TO BE DONE: Each entry below should be returned exactly as is, with the pictures removed.

☆ ☆ ☆ ☆

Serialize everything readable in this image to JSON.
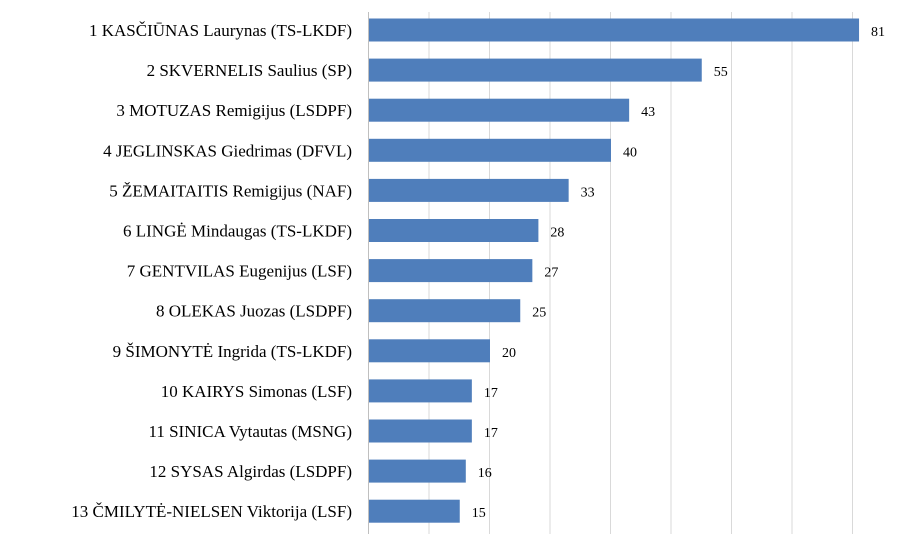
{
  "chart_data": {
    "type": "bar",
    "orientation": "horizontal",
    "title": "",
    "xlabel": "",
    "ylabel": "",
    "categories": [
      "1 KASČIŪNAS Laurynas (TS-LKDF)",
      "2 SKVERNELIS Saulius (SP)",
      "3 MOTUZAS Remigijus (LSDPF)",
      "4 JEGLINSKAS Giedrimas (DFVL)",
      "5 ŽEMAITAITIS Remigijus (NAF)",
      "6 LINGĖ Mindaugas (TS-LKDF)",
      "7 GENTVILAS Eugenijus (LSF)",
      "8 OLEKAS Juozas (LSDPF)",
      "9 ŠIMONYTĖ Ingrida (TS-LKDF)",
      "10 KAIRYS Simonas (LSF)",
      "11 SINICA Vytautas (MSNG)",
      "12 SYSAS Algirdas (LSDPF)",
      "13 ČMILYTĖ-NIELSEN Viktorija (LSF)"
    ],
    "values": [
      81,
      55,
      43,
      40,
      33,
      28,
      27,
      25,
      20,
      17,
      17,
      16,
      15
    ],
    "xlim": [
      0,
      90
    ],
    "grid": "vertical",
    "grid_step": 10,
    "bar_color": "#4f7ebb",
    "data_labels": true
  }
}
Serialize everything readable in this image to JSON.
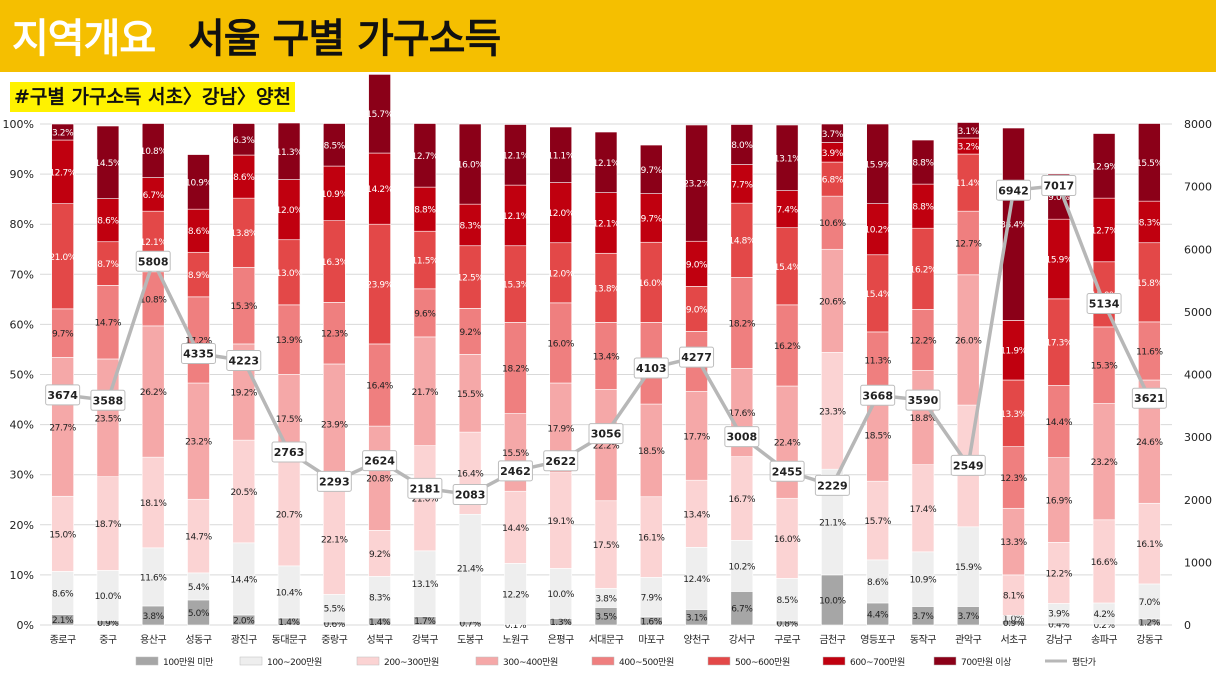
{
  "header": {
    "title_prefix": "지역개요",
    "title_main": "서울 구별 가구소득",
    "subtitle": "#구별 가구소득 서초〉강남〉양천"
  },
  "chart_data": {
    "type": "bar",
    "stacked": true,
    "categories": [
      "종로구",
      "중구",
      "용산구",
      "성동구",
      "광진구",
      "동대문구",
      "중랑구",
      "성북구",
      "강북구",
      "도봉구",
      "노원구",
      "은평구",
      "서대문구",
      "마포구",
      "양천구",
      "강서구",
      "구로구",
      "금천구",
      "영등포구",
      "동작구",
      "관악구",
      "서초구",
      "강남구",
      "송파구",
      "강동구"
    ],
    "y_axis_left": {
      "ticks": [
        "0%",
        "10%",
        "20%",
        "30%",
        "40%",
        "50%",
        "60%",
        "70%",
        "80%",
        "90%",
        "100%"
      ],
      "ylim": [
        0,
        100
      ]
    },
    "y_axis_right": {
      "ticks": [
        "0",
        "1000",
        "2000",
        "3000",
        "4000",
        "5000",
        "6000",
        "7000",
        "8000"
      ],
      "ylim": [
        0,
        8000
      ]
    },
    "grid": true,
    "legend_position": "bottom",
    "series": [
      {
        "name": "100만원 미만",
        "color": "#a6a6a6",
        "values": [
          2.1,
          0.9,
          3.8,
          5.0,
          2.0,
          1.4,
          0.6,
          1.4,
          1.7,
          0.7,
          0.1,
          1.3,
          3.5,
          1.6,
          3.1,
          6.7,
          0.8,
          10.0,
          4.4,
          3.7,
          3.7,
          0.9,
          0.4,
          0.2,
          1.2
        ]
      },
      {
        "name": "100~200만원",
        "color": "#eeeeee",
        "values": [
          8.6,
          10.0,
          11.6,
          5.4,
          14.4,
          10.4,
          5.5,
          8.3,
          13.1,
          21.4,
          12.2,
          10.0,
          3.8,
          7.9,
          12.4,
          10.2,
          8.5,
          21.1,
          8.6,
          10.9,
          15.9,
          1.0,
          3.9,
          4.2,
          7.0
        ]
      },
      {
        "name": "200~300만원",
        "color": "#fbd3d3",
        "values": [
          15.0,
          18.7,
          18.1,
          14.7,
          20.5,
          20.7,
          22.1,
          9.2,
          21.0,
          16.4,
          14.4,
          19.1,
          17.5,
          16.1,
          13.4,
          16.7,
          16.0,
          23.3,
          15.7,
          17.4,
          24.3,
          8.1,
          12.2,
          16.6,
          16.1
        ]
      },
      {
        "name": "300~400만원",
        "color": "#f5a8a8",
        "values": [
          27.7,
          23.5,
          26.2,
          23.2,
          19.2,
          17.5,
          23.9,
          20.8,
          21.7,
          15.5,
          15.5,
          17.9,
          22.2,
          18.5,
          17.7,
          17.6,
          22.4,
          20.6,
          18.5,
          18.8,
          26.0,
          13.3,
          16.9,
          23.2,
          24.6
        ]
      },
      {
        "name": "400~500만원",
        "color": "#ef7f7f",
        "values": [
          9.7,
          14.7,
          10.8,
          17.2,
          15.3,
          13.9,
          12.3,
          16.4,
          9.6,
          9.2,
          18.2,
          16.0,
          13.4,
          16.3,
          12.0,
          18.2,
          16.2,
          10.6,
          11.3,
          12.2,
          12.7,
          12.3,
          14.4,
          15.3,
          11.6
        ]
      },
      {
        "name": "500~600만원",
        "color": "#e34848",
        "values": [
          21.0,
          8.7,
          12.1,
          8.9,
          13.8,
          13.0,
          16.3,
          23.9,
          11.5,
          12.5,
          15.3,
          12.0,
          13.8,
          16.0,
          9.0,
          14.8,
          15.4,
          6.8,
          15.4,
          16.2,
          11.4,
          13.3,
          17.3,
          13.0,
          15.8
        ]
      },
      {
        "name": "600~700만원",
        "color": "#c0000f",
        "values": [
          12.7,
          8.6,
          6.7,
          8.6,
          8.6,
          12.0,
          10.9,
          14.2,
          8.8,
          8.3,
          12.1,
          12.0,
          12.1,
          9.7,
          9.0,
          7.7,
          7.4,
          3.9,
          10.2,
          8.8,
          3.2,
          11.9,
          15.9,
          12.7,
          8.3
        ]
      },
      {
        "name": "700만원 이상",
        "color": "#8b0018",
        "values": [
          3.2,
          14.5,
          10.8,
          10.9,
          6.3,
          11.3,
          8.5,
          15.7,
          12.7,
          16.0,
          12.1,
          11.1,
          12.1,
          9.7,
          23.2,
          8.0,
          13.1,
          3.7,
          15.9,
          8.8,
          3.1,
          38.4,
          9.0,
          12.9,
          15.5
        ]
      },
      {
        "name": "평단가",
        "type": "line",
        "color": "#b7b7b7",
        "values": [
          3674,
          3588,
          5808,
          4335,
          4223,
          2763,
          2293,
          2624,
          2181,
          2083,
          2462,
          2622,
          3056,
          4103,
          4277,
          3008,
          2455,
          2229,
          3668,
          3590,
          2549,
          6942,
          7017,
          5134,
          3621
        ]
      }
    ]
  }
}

☆ ☆ ☆ ☆

WRITTEN ANSWER:
Serialize everything readable in this image to JSON.
{
  "chart_data": {
    "type": "bar",
    "orientation": "horizontal",
    "title": "",
    "xlabel": "",
    "ylabel": "",
    "categories": [
      "1 KASČIŪNAS Laurynas (TS-LKDF)",
      "2 SKVERNELIS Saulius (SP)",
      "3 MOTUZAS Remigijus (LSDPF)",
      "4 JEGLINSKAS Giedrimas (DFVL)",
      "5 ŽEMAITAITIS Remigijus (NAF)",
      "6 LINGĖ Mindaugas (TS-LKDF)",
      "7 GENTVILAS Eugenijus (LSF)",
      "8 OLEKAS Juozas (LSDPF)",
      "9 ŠIMONYTĖ Ingrida (TS-LKDF)",
      "10 KAIRYS Simonas (LSF)",
      "11 SINICA Vytautas (MSNG)",
      "12 SYSAS Algirdas (LSDPF)",
      "13 ČMILYTĖ-NIELSEN Viktorija (LSF)"
    ],
    "values": [
      81,
      55,
      43,
      40,
      33,
      28,
      27,
      25,
      20,
      17,
      17,
      16,
      15
    ],
    "xlim": [
      0,
      90
    ],
    "grid": "vertical",
    "grid_step": 10,
    "bar_color": "#4f7ebb",
    "data_labels": true
  }
}
Serialize everything readable in this image to JSON.
{
  "header": {
    "title_prefix": "지역개요",
    "title_main": "서울 구별 가구소득",
    "subtitle": "#구별 가구소득 서초〉강남〉양천"
  },
  "chart_data": {
    "type": "bar",
    "stacked": true,
    "categories": [
      "종로구",
      "중구",
      "용산구",
      "성동구",
      "광진구",
      "동대문구",
      "중랑구",
      "성북구",
      "강북구",
      "도봉구",
      "노원구",
      "은평구",
      "서대문구",
      "마포구",
      "양천구",
      "강서구",
      "구로구",
      "금천구",
      "영등포구",
      "동작구",
      "관악구",
      "서초구",
      "강남구",
      "송파구",
      "강동구"
    ],
    "y_axis_left": {
      "ticks": [
        "0%",
        "10%",
        "20%",
        "30%",
        "40%",
        "50%",
        "60%",
        "70%",
        "80%",
        "90%",
        "100%"
      ],
      "ylim": [
        0,
        100
      ]
    },
    "y_axis_right": {
      "ticks": [
        "0",
        "1000",
        "2000",
        "3000",
        "4000",
        "5000",
        "6000",
        "7000",
        "8000"
      ],
      "ylim": [
        0,
        8000
      ]
    },
    "grid": true,
    "legend_position": "bottom",
    "series": [
      {
        "name": "100만원 미만",
        "color": "#a6a6a6",
        "values": [
          2.1,
          0.9,
          3.8,
          5.0,
          2.0,
          1.4,
          0.6,
          1.4,
          1.7,
          0.7,
          0.1,
          1.3,
          3.5,
          1.6,
          3.1,
          6.7,
          0.8,
          10.0,
          4.4,
          3.7,
          3.7,
          0.9,
          0.4,
          0.2,
          1.2
        ]
      },
      {
        "name": "100~200만원",
        "color": "#eeeeee",
        "values": [
          8.6,
          10.0,
          11.6,
          5.4,
          14.4,
          10.4,
          5.5,
          8.3,
          13.1,
          21.4,
          12.2,
          10.0,
          3.8,
          7.9,
          12.4,
          10.2,
          8.5,
          21.1,
          8.6,
          10.9,
          15.9,
          1.0,
          3.9,
          4.2,
          7.0
        ]
      },
      {
        "name": "200~300만원",
        "color": "#fbd3d3",
        "values": [
          15.0,
          18.7,
          18.1,
          14.7,
          20.5,
          20.7,
          22.1,
          9.2,
          21.0,
          16.4,
          14.4,
          19.1,
          17.5,
          16.1,
          13.4,
          16.7,
          16.0,
          23.3,
          15.7,
          17.4,
          24.3,
          8.1,
          12.2,
          16.6,
          16.1
        ]
      },
      {
        "name": "300~400만원",
        "color": "#f5a8a8",
        "values": [
          27.7,
          23.5,
          26.2,
          23.2,
          19.2,
          17.5,
          23.9,
          20.8,
          21.7,
          15.5,
          15.5,
          17.9,
          22.2,
          18.5,
          17.7,
          17.6,
          22.4,
          20.6,
          18.5,
          18.8,
          26.0,
          13.3,
          16.9,
          23.2,
          24.6
        ]
      },
      {
        "name": "400~500만원",
        "color": "#ef7f7f",
        "values": [
          9.7,
          14.7,
          10.8,
          17.2,
          15.3,
          13.9,
          12.3,
          16.4,
          9.6,
          9.2,
          18.2,
          16.0,
          13.4,
          16.3,
          12.0,
          18.2,
          16.2,
          10.6,
          11.3,
          12.2,
          12.7,
          12.3,
          14.4,
          15.3,
          11.6
        ]
      },
      {
        "name": "500~600만원",
        "color": "#e34848",
        "values": [
          21.0,
          8.7,
          12.1,
          8.9,
          13.8,
          13.0,
          16.3,
          23.9,
          11.5,
          12.5,
          15.3,
          12.0,
          13.8,
          16.0,
          9.0,
          14.8,
          15.4,
          6.8,
          15.4,
          16.2,
          11.4,
          13.3,
          17.3,
          13.0,
          15.8
        ]
      },
      {
        "name": "600~700만원",
        "color": "#c0000f",
        "values": [
          12.7,
          8.6,
          6.7,
          8.6,
          8.6,
          12.0,
          10.9,
          14.2,
          8.8,
          8.3,
          12.1,
          12.0,
          12.1,
          9.7,
          9.0,
          7.7,
          7.4,
          3.9,
          10.2,
          8.8,
          3.2,
          11.9,
          15.9,
          12.7,
          8.3
        ]
      },
      {
        "name": "700만원 이상",
        "color": "#8b0018",
        "values": [
          3.2,
          14.5,
          10.8,
          10.9,
          6.3,
          11.3,
          8.5,
          15.7,
          12.7,
          16.0,
          12.1,
          11.1,
          12.1,
          9.7,
          23.2,
          8.0,
          13.1,
          3.7,
          15.9,
          8.8,
          3.1,
          38.4,
          9.0,
          12.9,
          15.5
        ]
      },
      {
        "name": "평단가",
        "type": "line",
        "color": "#b7b7b7",
        "values": [
          3674,
          3588,
          5808,
          4335,
          4223,
          2763,
          2293,
          2624,
          2181,
          2083,
          2462,
          2622,
          3056,
          4103,
          4277,
          3008,
          2455,
          2229,
          3668,
          3590,
          2549,
          6942,
          7017,
          5134,
          3621
        ]
      }
    ]
  }
}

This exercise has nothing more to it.